=== Task prompt ===
Read through the data and report every line in which the word "curve" occurs.

(Stored data)
- - - - -
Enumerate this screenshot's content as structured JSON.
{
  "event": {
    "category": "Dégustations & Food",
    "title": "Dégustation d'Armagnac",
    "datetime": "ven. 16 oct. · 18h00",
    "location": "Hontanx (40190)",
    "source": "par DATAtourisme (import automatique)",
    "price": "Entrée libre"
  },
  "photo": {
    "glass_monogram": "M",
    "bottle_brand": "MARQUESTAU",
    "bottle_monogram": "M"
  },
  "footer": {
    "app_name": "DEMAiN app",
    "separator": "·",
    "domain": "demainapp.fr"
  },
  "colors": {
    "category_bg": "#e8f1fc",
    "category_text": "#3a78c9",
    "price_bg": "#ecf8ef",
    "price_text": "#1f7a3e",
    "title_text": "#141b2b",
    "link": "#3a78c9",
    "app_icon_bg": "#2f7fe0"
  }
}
- - - - -
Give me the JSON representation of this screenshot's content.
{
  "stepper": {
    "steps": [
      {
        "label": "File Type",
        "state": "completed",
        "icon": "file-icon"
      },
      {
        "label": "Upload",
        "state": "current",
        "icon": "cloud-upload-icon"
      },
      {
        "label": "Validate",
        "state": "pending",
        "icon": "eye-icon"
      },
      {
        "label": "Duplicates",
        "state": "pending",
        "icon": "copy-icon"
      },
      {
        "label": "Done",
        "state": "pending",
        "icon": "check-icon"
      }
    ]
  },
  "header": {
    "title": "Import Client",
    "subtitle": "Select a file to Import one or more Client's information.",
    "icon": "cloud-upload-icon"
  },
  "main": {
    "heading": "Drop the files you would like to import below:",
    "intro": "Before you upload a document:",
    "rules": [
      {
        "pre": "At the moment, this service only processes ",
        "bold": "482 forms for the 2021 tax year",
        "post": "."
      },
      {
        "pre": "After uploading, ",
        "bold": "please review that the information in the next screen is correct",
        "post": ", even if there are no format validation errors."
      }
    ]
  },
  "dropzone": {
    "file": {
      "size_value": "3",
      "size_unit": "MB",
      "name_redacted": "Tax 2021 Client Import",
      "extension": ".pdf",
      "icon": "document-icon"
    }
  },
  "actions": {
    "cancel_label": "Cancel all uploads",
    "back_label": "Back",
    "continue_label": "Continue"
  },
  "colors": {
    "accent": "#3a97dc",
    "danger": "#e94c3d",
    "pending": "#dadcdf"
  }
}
- - - - -
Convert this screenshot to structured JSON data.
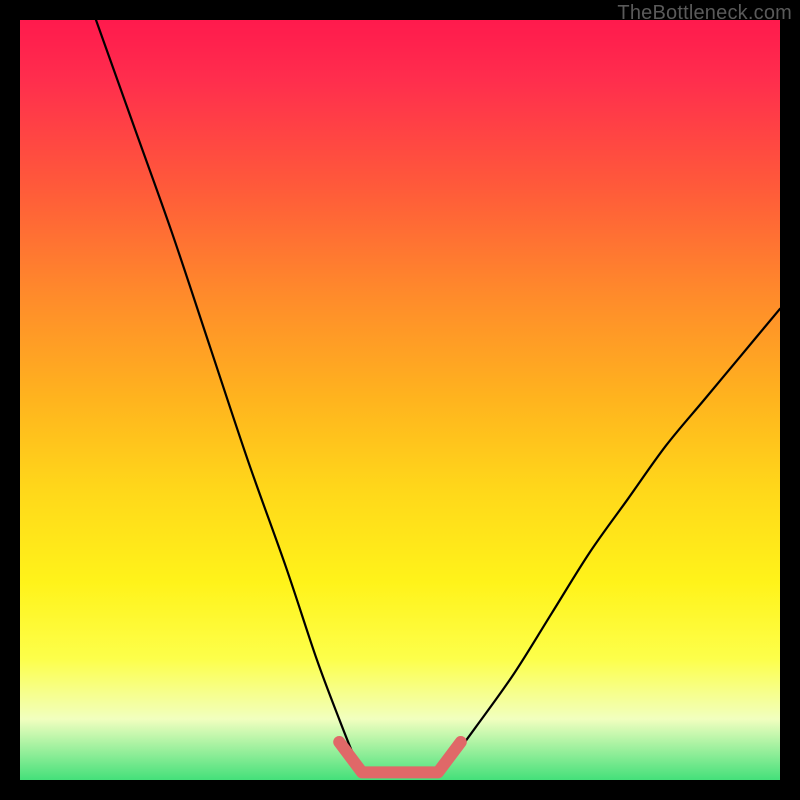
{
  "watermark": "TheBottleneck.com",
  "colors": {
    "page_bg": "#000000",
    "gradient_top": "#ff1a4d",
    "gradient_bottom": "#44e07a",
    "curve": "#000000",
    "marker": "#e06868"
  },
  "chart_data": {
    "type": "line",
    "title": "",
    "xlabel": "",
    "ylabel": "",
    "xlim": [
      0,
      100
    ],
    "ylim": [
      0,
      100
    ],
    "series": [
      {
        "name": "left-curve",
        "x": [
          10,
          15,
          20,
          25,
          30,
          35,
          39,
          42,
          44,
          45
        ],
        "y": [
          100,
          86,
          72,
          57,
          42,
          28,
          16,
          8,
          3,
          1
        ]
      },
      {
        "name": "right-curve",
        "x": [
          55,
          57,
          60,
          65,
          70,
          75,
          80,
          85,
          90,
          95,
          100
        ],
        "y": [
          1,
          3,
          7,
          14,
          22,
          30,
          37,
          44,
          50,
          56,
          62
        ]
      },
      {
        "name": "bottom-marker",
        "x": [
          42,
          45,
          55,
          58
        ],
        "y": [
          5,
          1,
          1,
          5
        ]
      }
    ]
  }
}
- - - - -
=== Complete answer ===
    "curve": "#000000",
        "name": "left-curve",
        "name": "right-curve",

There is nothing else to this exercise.